## Série de consignes
**a)** D'après l'extrait sur la commission de rédaction, pendant combien de temps la commission a-t-elle siégé ?
**b)** Poursuivez le texte sur la commission de rédaction à la suite de sa dernière phrase.
++++ Extrait de page
Milutine ne s’était pas trompé en offrant comme appât à Samarine des luttes, des calomnies et des ennuis de toute sorte. La commission siégea près de deux ans, et durant ces deux années, ce ne fut dans son sein qu’une longue guerre civile compliquée de combats incessans contre les adversaires du dehors. Sans parler de l’opposition, tour à tour sourde et bruyante, de la cour et de la noblesse de province, les comités de rédaction étaient eux-mêmes loin d’être unis et homogènes. Le personnel en reflétait toutes les incertitudes et les anxiétés du pouvoir suprême. Aux représentans des intérêts aristocratiques ou des traditions autoritaires tels que le général Mouravief, on avait accolé des hommes suspects de radicalisme tels que Milutine, et pour couronner le tout, à la tête d’une assemblée divisée était un président indécis et flottant, inutilement conciliant, ballotté entre des opinions contraires et, par ses propres hésitations, peu capable d’imprimer aux travaux une ferme direction.
++++++++
++++ Extraits de données
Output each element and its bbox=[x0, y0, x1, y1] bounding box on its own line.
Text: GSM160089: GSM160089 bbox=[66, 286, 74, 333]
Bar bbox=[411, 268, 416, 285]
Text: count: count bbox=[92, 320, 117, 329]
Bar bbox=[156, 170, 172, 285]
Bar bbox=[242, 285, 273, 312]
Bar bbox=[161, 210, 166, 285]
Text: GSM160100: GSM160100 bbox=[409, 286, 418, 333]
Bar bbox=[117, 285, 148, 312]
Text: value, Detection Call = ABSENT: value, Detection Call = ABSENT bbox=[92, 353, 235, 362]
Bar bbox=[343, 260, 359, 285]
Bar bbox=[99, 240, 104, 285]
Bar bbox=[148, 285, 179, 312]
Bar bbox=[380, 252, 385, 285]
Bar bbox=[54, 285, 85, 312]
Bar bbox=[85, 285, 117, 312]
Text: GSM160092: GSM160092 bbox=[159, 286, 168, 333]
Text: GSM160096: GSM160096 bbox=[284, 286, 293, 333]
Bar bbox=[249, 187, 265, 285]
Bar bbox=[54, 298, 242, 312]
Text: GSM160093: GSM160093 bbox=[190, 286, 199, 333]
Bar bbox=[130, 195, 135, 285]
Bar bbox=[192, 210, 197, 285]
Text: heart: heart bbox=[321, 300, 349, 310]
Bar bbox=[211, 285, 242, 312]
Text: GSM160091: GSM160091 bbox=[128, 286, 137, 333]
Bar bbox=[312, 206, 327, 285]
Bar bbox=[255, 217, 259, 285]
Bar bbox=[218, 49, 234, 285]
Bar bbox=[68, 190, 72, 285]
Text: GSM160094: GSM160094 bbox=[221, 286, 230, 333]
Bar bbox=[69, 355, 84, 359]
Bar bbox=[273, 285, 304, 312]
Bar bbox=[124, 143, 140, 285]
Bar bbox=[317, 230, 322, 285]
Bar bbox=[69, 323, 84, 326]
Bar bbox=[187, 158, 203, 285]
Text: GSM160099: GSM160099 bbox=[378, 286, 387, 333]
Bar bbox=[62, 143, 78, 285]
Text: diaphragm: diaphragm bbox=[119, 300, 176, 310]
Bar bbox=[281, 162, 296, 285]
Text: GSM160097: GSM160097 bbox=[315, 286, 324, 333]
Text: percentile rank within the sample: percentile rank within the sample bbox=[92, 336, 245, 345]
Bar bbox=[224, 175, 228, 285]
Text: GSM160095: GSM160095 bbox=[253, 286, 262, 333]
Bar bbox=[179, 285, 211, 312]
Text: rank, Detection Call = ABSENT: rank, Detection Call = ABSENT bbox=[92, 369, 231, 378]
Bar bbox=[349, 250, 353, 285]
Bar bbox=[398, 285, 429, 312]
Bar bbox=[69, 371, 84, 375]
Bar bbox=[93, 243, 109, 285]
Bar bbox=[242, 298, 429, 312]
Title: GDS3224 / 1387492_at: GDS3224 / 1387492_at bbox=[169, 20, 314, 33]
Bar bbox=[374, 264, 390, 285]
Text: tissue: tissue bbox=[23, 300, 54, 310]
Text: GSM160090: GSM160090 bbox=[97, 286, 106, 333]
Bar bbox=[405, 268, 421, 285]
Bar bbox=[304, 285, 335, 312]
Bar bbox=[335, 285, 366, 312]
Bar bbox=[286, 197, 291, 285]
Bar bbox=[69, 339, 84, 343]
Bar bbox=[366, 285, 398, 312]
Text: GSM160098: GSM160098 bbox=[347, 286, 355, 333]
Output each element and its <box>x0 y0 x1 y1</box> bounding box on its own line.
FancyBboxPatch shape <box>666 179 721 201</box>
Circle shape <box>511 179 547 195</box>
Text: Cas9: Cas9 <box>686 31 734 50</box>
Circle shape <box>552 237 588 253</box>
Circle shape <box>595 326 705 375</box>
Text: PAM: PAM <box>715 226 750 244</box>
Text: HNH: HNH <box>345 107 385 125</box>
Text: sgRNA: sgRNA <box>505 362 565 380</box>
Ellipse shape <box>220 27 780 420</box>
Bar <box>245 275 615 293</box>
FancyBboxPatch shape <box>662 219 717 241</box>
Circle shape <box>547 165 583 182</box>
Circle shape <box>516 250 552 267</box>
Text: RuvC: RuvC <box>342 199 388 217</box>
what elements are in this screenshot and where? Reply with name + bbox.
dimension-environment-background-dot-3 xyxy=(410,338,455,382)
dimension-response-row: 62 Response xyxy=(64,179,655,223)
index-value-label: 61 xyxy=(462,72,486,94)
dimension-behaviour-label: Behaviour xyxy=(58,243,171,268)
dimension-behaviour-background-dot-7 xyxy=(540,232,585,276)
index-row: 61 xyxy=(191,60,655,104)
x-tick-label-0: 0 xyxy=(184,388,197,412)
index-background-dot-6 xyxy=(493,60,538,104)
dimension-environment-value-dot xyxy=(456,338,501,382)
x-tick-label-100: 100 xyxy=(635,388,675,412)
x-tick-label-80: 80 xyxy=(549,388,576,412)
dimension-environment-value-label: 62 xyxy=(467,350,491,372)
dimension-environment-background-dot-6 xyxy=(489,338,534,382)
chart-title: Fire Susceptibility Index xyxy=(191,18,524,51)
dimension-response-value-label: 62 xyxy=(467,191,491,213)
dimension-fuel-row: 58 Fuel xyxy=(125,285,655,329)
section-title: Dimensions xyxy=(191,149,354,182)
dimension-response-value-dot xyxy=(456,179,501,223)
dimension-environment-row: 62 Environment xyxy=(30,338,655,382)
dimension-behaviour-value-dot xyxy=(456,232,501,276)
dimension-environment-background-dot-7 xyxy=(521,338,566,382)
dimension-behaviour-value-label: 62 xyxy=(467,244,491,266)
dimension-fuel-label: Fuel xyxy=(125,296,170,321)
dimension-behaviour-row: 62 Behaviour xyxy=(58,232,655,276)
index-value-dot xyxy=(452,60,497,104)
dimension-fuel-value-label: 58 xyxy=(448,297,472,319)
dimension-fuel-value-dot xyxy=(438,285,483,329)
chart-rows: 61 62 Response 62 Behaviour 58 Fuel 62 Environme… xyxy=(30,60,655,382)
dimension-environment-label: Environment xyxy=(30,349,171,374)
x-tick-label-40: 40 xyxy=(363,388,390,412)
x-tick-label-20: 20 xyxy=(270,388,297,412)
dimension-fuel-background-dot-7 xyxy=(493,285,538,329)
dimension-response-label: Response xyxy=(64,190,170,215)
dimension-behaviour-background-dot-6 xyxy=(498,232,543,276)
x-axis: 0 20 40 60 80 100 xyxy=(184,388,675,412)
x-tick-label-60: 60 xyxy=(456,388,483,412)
++++++++
## Les réponses
**a)** Près de deux ans.

**b)**
Au moment où siégeait cette sorte de constituante rurale, un esprit aigri et sarcastique qui, sur la jeunesse russe, devait avoir une pernicieuse influence, l’un des doctrinaires du radicalisme, Tchernychevski, récemment mort en Sibérie après quatorze ans d’exil, décrivait à sa manière dans ses Lettres sans adresse, les procédés et les méthodes de la commission[1]. Avec la naïve ingénuité d’un sectaire ou la mensongère duplicité d’un libelliste, l’apôtre du nihilisme représentait ces commissions si tourmentées comme obéissant militairement aux injonctions du président. Tchernychevski se plaisait à décrire, à ce propos, ce qu’il appelait avec ironie l’ordre bureaucratique. Rien au fond n’était plus contraire à la vérité. Si cet ordre bureaucratique, qui consiste à remplacer les convictions par un mot d’ordre, a trop souvent régné en Russie, il faisait entièrement défaut dans les comités de rédaction. Il faut le dire à l’honneur des Russes de l’un et l’autre parti, avocats et adversaires des paysans défendaient leur sentiment avec autant d’énergie et de liberté qu’en un libre parlement d’Occident, et le gouvernement, en raison même de ses propres incertitudes, ne fermait la bouche à personne.

  1. Pisma bez adressa. Ces Lettres, qui n’on jamais été terminées, n’ont paru qu’en 1873, à l’étranger, dans le Vpéred (revue révolutionnaire de Lavrof).